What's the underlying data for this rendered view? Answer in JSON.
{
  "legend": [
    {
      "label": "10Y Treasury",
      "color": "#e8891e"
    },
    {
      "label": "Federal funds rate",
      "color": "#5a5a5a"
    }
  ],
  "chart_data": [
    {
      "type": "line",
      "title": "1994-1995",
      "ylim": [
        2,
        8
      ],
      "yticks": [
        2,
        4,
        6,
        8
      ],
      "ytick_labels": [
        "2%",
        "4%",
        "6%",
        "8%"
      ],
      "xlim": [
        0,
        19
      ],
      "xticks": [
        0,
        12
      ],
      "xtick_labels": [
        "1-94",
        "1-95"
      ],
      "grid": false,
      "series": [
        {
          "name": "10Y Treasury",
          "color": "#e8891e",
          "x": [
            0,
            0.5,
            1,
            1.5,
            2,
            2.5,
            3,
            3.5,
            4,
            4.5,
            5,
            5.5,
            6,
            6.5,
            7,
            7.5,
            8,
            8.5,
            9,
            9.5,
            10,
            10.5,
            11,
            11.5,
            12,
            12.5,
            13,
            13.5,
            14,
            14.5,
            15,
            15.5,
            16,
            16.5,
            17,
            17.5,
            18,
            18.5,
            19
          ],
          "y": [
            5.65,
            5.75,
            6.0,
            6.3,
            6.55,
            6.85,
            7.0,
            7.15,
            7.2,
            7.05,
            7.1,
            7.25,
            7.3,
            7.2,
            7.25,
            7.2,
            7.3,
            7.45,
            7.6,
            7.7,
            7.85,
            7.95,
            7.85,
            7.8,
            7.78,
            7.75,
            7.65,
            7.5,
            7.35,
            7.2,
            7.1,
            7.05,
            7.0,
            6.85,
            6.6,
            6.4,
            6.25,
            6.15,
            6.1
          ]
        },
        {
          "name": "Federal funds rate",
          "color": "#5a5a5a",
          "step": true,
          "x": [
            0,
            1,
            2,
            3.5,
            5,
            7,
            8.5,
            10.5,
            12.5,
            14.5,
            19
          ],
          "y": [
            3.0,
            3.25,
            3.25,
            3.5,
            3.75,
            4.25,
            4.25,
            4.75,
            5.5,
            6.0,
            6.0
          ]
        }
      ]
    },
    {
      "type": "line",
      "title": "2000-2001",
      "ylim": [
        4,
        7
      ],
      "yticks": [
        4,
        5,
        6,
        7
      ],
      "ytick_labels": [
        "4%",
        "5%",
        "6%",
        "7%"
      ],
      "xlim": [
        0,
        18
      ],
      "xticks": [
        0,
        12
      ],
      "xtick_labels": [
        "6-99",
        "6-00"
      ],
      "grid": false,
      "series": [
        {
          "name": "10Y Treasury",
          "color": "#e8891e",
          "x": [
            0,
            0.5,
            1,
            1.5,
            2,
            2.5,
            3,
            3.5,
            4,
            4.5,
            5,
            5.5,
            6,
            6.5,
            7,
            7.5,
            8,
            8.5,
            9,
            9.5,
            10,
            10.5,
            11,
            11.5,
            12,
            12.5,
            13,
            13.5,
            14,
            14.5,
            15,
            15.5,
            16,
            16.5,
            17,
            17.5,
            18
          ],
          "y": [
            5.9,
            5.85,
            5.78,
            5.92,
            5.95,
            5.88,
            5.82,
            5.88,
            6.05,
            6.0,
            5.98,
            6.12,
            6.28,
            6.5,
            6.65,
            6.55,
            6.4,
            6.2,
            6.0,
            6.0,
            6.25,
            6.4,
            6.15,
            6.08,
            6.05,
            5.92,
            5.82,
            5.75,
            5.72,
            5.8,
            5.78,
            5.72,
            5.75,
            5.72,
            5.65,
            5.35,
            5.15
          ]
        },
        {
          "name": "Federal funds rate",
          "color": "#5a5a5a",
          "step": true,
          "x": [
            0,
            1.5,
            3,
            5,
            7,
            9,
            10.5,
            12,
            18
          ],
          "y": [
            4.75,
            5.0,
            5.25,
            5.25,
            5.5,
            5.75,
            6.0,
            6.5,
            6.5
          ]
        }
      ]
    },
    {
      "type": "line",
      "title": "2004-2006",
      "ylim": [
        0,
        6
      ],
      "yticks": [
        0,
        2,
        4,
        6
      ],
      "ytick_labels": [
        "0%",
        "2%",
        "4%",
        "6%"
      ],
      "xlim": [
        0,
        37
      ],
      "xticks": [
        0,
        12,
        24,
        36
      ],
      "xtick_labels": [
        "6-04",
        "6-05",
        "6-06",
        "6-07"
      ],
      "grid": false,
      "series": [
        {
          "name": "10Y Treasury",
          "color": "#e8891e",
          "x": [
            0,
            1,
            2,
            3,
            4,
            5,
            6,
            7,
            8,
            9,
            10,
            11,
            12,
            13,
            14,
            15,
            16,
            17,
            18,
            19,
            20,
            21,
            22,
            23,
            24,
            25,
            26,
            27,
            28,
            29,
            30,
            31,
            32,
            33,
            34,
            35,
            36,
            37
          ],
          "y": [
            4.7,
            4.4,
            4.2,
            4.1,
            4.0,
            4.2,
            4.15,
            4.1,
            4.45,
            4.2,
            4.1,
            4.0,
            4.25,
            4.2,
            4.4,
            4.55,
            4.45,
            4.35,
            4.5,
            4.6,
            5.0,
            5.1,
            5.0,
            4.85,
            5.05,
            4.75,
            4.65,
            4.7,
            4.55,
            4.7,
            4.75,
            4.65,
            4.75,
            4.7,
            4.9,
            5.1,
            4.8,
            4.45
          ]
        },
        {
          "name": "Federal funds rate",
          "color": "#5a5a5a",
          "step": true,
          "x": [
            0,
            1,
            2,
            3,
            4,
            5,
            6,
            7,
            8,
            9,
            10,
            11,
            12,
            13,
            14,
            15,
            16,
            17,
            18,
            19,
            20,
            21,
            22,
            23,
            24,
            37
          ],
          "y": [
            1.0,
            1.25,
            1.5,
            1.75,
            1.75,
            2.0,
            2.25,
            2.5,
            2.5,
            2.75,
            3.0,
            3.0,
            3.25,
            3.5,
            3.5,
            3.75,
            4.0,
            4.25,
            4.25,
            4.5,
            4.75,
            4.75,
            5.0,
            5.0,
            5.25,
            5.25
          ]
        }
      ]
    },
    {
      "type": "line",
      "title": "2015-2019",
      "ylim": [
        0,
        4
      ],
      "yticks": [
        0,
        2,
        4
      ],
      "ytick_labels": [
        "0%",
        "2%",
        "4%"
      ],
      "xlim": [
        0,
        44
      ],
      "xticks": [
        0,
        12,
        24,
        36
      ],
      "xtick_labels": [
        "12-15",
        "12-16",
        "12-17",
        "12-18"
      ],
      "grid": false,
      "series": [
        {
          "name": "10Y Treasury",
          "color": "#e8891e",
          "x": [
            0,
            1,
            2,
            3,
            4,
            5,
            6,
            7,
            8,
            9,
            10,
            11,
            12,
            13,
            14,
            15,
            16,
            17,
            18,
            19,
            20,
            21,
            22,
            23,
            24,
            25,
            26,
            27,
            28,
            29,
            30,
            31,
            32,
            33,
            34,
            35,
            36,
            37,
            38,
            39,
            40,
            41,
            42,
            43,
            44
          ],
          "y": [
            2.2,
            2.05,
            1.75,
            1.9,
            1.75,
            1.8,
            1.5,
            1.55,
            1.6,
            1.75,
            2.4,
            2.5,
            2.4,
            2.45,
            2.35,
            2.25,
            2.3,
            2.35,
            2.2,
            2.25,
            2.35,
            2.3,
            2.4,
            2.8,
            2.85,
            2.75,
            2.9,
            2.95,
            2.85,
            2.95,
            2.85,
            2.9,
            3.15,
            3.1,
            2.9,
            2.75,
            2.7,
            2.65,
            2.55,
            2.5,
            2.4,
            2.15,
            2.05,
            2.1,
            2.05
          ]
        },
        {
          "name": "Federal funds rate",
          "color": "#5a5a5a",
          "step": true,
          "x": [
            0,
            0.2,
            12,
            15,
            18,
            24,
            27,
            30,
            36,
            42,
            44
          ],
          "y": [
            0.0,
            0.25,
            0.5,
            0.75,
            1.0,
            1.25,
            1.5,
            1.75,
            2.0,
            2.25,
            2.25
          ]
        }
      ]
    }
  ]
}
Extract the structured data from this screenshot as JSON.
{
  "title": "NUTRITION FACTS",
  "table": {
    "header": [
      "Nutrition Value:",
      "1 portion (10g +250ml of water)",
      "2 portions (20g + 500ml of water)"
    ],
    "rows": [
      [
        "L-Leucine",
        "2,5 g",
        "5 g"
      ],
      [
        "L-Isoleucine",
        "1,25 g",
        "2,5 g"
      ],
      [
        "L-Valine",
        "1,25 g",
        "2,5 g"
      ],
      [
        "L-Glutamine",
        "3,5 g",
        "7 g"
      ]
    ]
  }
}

## DESCRIPTION OF THE TASK:
From the entries above, pull out each line that includes "JSON".

## WRITTEN SOLUTION:
What's the underlying data for this rendered view? Answer in JSON.
Extract the structured data from this screenshot as JSON.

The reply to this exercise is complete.